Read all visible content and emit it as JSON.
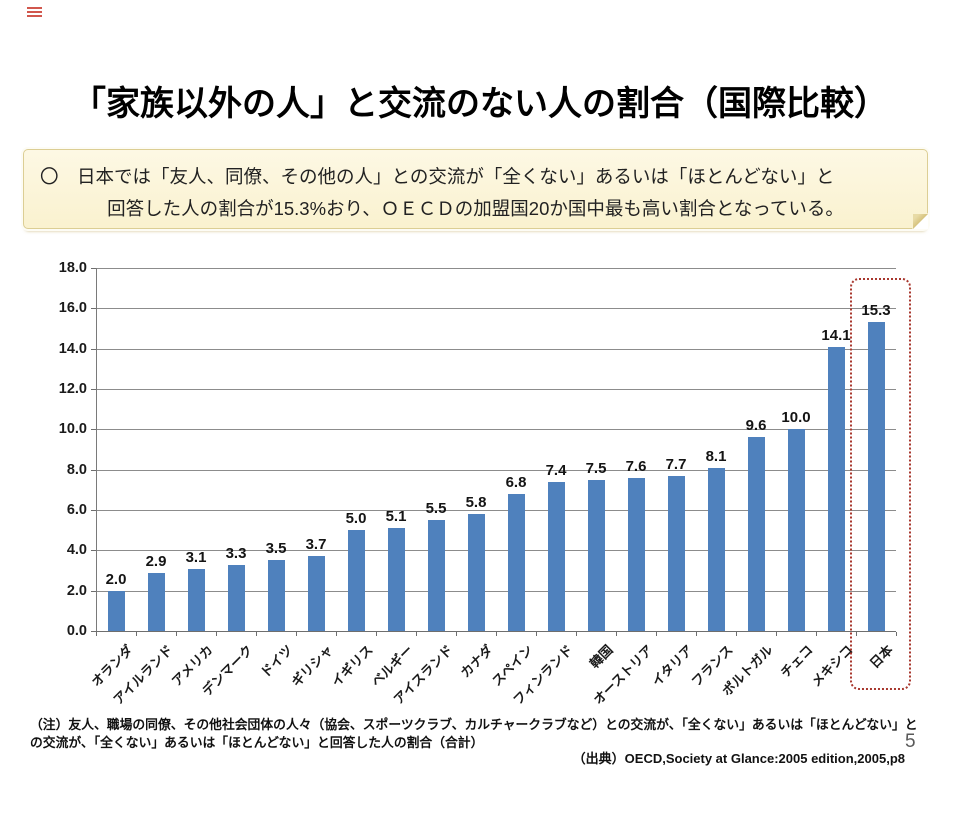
{
  "page": {
    "number": "5"
  },
  "title": "「家族以外の人」と交流のない人の割合（国際比較）",
  "note_box": {
    "line1": "〇　日本では「友人、同僚、その他の人」との交流が「全くない」あるいは「ほとんどない」と",
    "line2": "回答した人の割合が15.3%おり、ＯＥＣＤの加盟国20か国中最も高い割合となっている。"
  },
  "chart_data": {
    "type": "bar",
    "categories": [
      "オランダ",
      "アイルランド",
      "アメリカ",
      "デンマーク",
      "ドイツ",
      "ギリシャ",
      "イギリス",
      "ベルギー",
      "アイスランド",
      "カナダ",
      "スペイン",
      "フィンランド",
      "韓国",
      "オーストリア",
      "イタリア",
      "フランス",
      "ポルトガル",
      "チェコ",
      "メキシコ",
      "日本"
    ],
    "values": [
      2.0,
      2.9,
      3.1,
      3.3,
      3.5,
      3.7,
      5.0,
      5.1,
      5.5,
      5.8,
      6.8,
      7.4,
      7.5,
      7.6,
      7.7,
      8.1,
      9.6,
      10.0,
      14.1,
      15.3
    ],
    "title": "",
    "xlabel": "",
    "ylabel": "",
    "ylim": [
      0,
      18
    ],
    "ytick_step": 2,
    "ytick_labels": [
      "0.0",
      "2.0",
      "4.0",
      "6.0",
      "8.0",
      "10.0",
      "12.0",
      "14.0",
      "16.0",
      "18.0"
    ],
    "grid": true,
    "legend": false,
    "bar_color": "#4f81bd",
    "value_labels_shown": true,
    "highlight_category": "日本",
    "highlight_box_color": "#a8372e"
  },
  "footnote": {
    "line1": "（注）友人、職場の同僚、その他社会団体の人々（協会、スポーツクラブ、カルチャークラブなど）との交流が、「全くない」あるいは「ほとんどない」と",
    "line2": "の交流が、「全くない」あるいは「ほとんどない」と回答した人の割合（合計）"
  },
  "source": "（出典）OECD,Society at Glance:2005 edition,2005,p8"
}
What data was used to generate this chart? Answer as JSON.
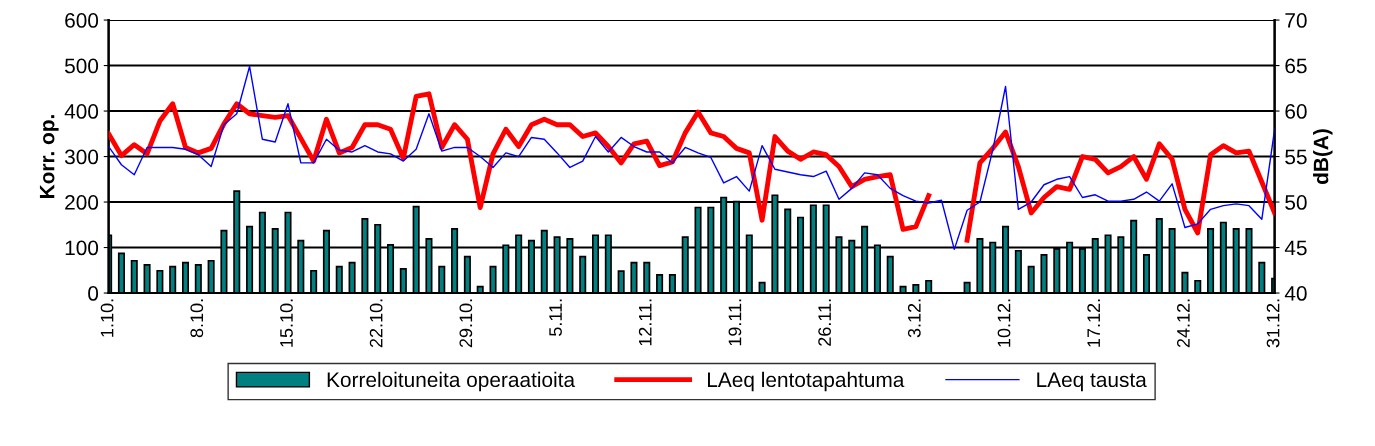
{
  "chart_data": {
    "type": "bar",
    "ylabel": "Korr. op.",
    "y2label": "dB(A)",
    "categories": [
      "1.10.",
      null,
      null,
      null,
      null,
      null,
      null,
      "8.10.",
      null,
      null,
      null,
      null,
      null,
      null,
      "15.10.",
      null,
      null,
      null,
      null,
      null,
      null,
      "22.10.",
      null,
      null,
      null,
      null,
      null,
      null,
      "29.10.",
      null,
      null,
      null,
      null,
      null,
      null,
      "5.11.",
      null,
      null,
      null,
      null,
      null,
      null,
      "12.11.",
      null,
      null,
      null,
      null,
      null,
      null,
      "19.11.",
      null,
      null,
      null,
      null,
      null,
      null,
      "26.11.",
      null,
      null,
      null,
      null,
      null,
      null,
      "3.12.",
      null,
      null,
      null,
      null,
      null,
      null,
      "10.12.",
      null,
      null,
      null,
      null,
      null,
      null,
      "17.12.",
      null,
      null,
      null,
      null,
      null,
      null,
      "24.12.",
      null,
      null,
      null,
      null,
      null,
      null,
      "31.12."
    ],
    "series": [
      {
        "name": "Korreloituneita operaatioita",
        "color": "#008080",
        "values": [
          127,
          87,
          71,
          62,
          49,
          58,
          67,
          62,
          71,
          137,
          224,
          146,
          177,
          141,
          177,
          115,
          49,
          137,
          58,
          67,
          163,
          150,
          106,
          53,
          190,
          119,
          58,
          141,
          80,
          14,
          58,
          105,
          127,
          115,
          137,
          123,
          119,
          80,
          127,
          127,
          48,
          67,
          67,
          40,
          40,
          123,
          188,
          188,
          210,
          201,
          127,
          23,
          215,
          184,
          166,
          193,
          193,
          123,
          115,
          146,
          105,
          80,
          14,
          18,
          27,
          null,
          null,
          23,
          119,
          111,
          146,
          93,
          58,
          84,
          97,
          111,
          97,
          119,
          127,
          123,
          159,
          84,
          163,
          141,
          45,
          27,
          141,
          155,
          141,
          141,
          67,
          32
        ]
      },
      {
        "name": "LAeq lentotapahtuma",
        "type": "line",
        "axis": "y2",
        "color": "#ff0000",
        "values": [
          57.5,
          55.1,
          56.3,
          55.3,
          58.9,
          60.8,
          56.0,
          55.4,
          55.9,
          58.6,
          60.8,
          59.7,
          59.5,
          59.3,
          59.5,
          57.0,
          54.5,
          59.1,
          55.4,
          56.0,
          58.5,
          58.5,
          58.0,
          54.8,
          61.6,
          61.9,
          56.0,
          58.5,
          56.9,
          49.4,
          55.3,
          58.0,
          56.1,
          58.5,
          59.1,
          58.5,
          58.5,
          57.2,
          57.6,
          56.1,
          54.3,
          56.4,
          56.7,
          54.0,
          54.4,
          57.6,
          59.9,
          57.6,
          57.2,
          55.9,
          55.4,
          48.0,
          57.2,
          55.6,
          54.7,
          55.5,
          55.2,
          53.9,
          51.7,
          52.5,
          52.8,
          53.0,
          47.0,
          47.3,
          50.7,
          null,
          null,
          45.8,
          54.3,
          55.9,
          57.7,
          53.9,
          48.8,
          50.5,
          51.7,
          51.4,
          55.0,
          54.7,
          53.2,
          53.9,
          55.0,
          52.5,
          56.4,
          54.7,
          49.2,
          46.6,
          55.2,
          56.2,
          55.4,
          55.6,
          52.2,
          48.8
        ]
      },
      {
        "name": "LAeq tausta",
        "type": "line",
        "axis": "y2",
        "color": "#0000ff",
        "values": [
          56.1,
          54.1,
          53.0,
          56.0,
          56.0,
          56.0,
          55.8,
          55.2,
          53.9,
          58.5,
          59.7,
          64.9,
          56.9,
          56.6,
          60.8,
          54.3,
          54.3,
          56.9,
          55.7,
          55.5,
          56.2,
          55.5,
          55.3,
          54.5,
          55.8,
          59.7,
          55.6,
          56.0,
          56.0,
          55.0,
          53.8,
          55.4,
          55.0,
          57.1,
          56.9,
          55.4,
          53.8,
          54.5,
          57.2,
          55.5,
          57.1,
          56.1,
          55.5,
          55.5,
          54.3,
          56.0,
          55.4,
          54.9,
          52.1,
          52.8,
          51.2,
          56.2,
          53.6,
          53.3,
          53.0,
          52.8,
          53.4,
          50.3,
          51.5,
          53.2,
          53.0,
          51.5,
          50.7,
          50.1,
          49.9,
          50.2,
          44.8,
          49.1,
          50.0,
          55.7,
          62.7,
          49.2,
          50.0,
          51.9,
          52.5,
          52.8,
          50.5,
          50.8,
          50.1,
          50.1,
          50.3,
          51.1,
          50.1,
          52.0,
          47.2,
          47.6,
          49.2,
          49.6,
          49.8,
          49.6,
          48.1,
          58.0
        ]
      }
    ],
    "ylim": [
      0,
      600
    ],
    "yticks": [
      0,
      100,
      200,
      300,
      400,
      500,
      600
    ],
    "y2lim": [
      40,
      70
    ],
    "y2ticks": [
      40,
      45,
      50,
      55,
      60,
      65,
      70
    ],
    "grid": "y",
    "legend": "bottom"
  }
}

Directions
Omit the pictures, then output the rest of the listing exactly.

Exercise solution
Read all visible content and emit it as JSON.
{
  "page": {
    "number": "5"
  },
  "title": "「家族以外の人」と交流のない人の割合（国際比較）",
  "note_box": {
    "line1": "〇　日本では「友人、同僚、その他の人」との交流が「全くない」あるいは「ほとんどない」と",
    "line2": "回答した人の割合が15.3%おり、ＯＥＣＤの加盟国20か国中最も高い割合となっている。"
  },
  "chart_data": {
    "type": "bar",
    "categories": [
      "オランダ",
      "アイルランド",
      "アメリカ",
      "デンマーク",
      "ドイツ",
      "ギリシャ",
      "イギリス",
      "ベルギー",
      "アイスランド",
      "カナダ",
      "スペイン",
      "フィンランド",
      "韓国",
      "オーストリア",
      "イタリア",
      "フランス",
      "ポルトガル",
      "チェコ",
      "メキシコ",
      "日本"
    ],
    "values": [
      2.0,
      2.9,
      3.1,
      3.3,
      3.5,
      3.7,
      5.0,
      5.1,
      5.5,
      5.8,
      6.8,
      7.4,
      7.5,
      7.6,
      7.7,
      8.1,
      9.6,
      10.0,
      14.1,
      15.3
    ],
    "title": "",
    "xlabel": "",
    "ylabel": "",
    "ylim": [
      0,
      18
    ],
    "ytick_step": 2,
    "ytick_labels": [
      "0.0",
      "2.0",
      "4.0",
      "6.0",
      "8.0",
      "10.0",
      "12.0",
      "14.0",
      "16.0",
      "18.0"
    ],
    "grid": true,
    "legend": false,
    "bar_color": "#4f81bd",
    "value_labels_shown": true,
    "highlight_category": "日本",
    "highlight_box_color": "#a8372e"
  },
  "footnote": {
    "line1": "（注）友人、職場の同僚、その他社会団体の人々（協会、スポーツクラブ、カルチャークラブなど）との交流が、「全くない」あるいは「ほとんどない」と",
    "line2": "の交流が、「全くない」あるいは「ほとんどない」と回答した人の割合（合計）"
  },
  "source": "（出典）OECD,Society at Glance:2005 edition,2005,p8"
}
What data was used to generate this chart? Answer as JSON.
{
  "chart_data": {
    "type": "bar",
    "ylabel": "Korr. op.",
    "y2label": "dB(A)",
    "categories": [
      "1.10.",
      null,
      null,
      null,
      null,
      null,
      null,
      "8.10.",
      null,
      null,
      null,
      null,
      null,
      null,
      "15.10.",
      null,
      null,
      null,
      null,
      null,
      null,
      "22.10.",
      null,
      null,
      null,
      null,
      null,
      null,
      "29.10.",
      null,
      null,
      null,
      null,
      null,
      null,
      "5.11.",
      null,
      null,
      null,
      null,
      null,
      null,
      "12.11.",
      null,
      null,
      null,
      null,
      null,
      null,
      "19.11.",
      null,
      null,
      null,
      null,
      null,
      null,
      "26.11.",
      null,
      null,
      null,
      null,
      null,
      null,
      "3.12.",
      null,
      null,
      null,
      null,
      null,
      null,
      "10.12.",
      null,
      null,
      null,
      null,
      null,
      null,
      "17.12.",
      null,
      null,
      null,
      null,
      null,
      null,
      "24.12.",
      null,
      null,
      null,
      null,
      null,
      null,
      "31.12."
    ],
    "series": [
      {
        "name": "Korreloituneita operaatioita",
        "color": "#008080",
        "values": [
          127,
          87,
          71,
          62,
          49,
          58,
          67,
          62,
          71,
          137,
          224,
          146,
          177,
          141,
          177,
          115,
          49,
          137,
          58,
          67,
          163,
          150,
          106,
          53,
          190,
          119,
          58,
          141,
          80,
          14,
          58,
          105,
          127,
          115,
          137,
          123,
          119,
          80,
          127,
          127,
          48,
          67,
          67,
          40,
          40,
          123,
          188,
          188,
          210,
          201,
          127,
          23,
          215,
          184,
          166,
          193,
          193,
          123,
          115,
          146,
          105,
          80,
          14,
          18,
          27,
          null,
          null,
          23,
          119,
          111,
          146,
          93,
          58,
          84,
          97,
          111,
          97,
          119,
          127,
          123,
          159,
          84,
          163,
          141,
          45,
          27,
          141,
          155,
          141,
          141,
          67,
          32
        ]
      },
      {
        "name": "LAeq lentotapahtuma",
        "type": "line",
        "axis": "y2",
        "color": "#ff0000",
        "values": [
          57.5,
          55.1,
          56.3,
          55.3,
          58.9,
          60.8,
          56.0,
          55.4,
          55.9,
          58.6,
          60.8,
          59.7,
          59.5,
          59.3,
          59.5,
          57.0,
          54.5,
          59.1,
          55.4,
          56.0,
          58.5,
          58.5,
          58.0,
          54.8,
          61.6,
          61.9,
          56.0,
          58.5,
          56.9,
          49.4,
          55.3,
          58.0,
          56.1,
          58.5,
          59.1,
          58.5,
          58.5,
          57.2,
          57.6,
          56.1,
          54.3,
          56.4,
          56.7,
          54.0,
          54.4,
          57.6,
          59.9,
          57.6,
          57.2,
          55.9,
          55.4,
          48.0,
          57.2,
          55.6,
          54.7,
          55.5,
          55.2,
          53.9,
          51.7,
          52.5,
          52.8,
          53.0,
          47.0,
          47.3,
          50.7,
          null,
          null,
          45.8,
          54.3,
          55.9,
          57.7,
          53.9,
          48.8,
          50.5,
          51.7,
          51.4,
          55.0,
          54.7,
          53.2,
          53.9,
          55.0,
          52.5,
          56.4,
          54.7,
          49.2,
          46.6,
          55.2,
          56.2,
          55.4,
          55.6,
          52.2,
          48.8
        ]
      },
      {
        "name": "LAeq tausta",
        "type": "line",
        "axis": "y2",
        "color": "#0000ff",
        "values": [
          56.1,
          54.1,
          53.0,
          56.0,
          56.0,
          56.0,
          55.8,
          55.2,
          53.9,
          58.5,
          59.7,
          64.9,
          56.9,
          56.6,
          60.8,
          54.3,
          54.3,
          56.9,
          55.7,
          55.5,
          56.2,
          55.5,
          55.3,
          54.5,
          55.8,
          59.7,
          55.6,
          56.0,
          56.0,
          55.0,
          53.8,
          55.4,
          55.0,
          57.1,
          56.9,
          55.4,
          53.8,
          54.5,
          57.2,
          55.5,
          57.1,
          56.1,
          55.5,
          55.5,
          54.3,
          56.0,
          55.4,
          54.9,
          52.1,
          52.8,
          51.2,
          56.2,
          53.6,
          53.3,
          53.0,
          52.8,
          53.4,
          50.3,
          51.5,
          53.2,
          53.0,
          51.5,
          50.7,
          50.1,
          49.9,
          50.2,
          44.8,
          49.1,
          50.0,
          55.7,
          62.7,
          49.2,
          50.0,
          51.9,
          52.5,
          52.8,
          50.5,
          50.8,
          50.1,
          50.1,
          50.3,
          51.1,
          50.1,
          52.0,
          47.2,
          47.6,
          49.2,
          49.6,
          49.8,
          49.6,
          48.1,
          58.0
        ]
      }
    ],
    "ylim": [
      0,
      600
    ],
    "yticks": [
      0,
      100,
      200,
      300,
      400,
      500,
      600
    ],
    "y2lim": [
      40,
      70
    ],
    "y2ticks": [
      40,
      45,
      50,
      55,
      60,
      65,
      70
    ],
    "grid": "y",
    "legend": "bottom"
  }
}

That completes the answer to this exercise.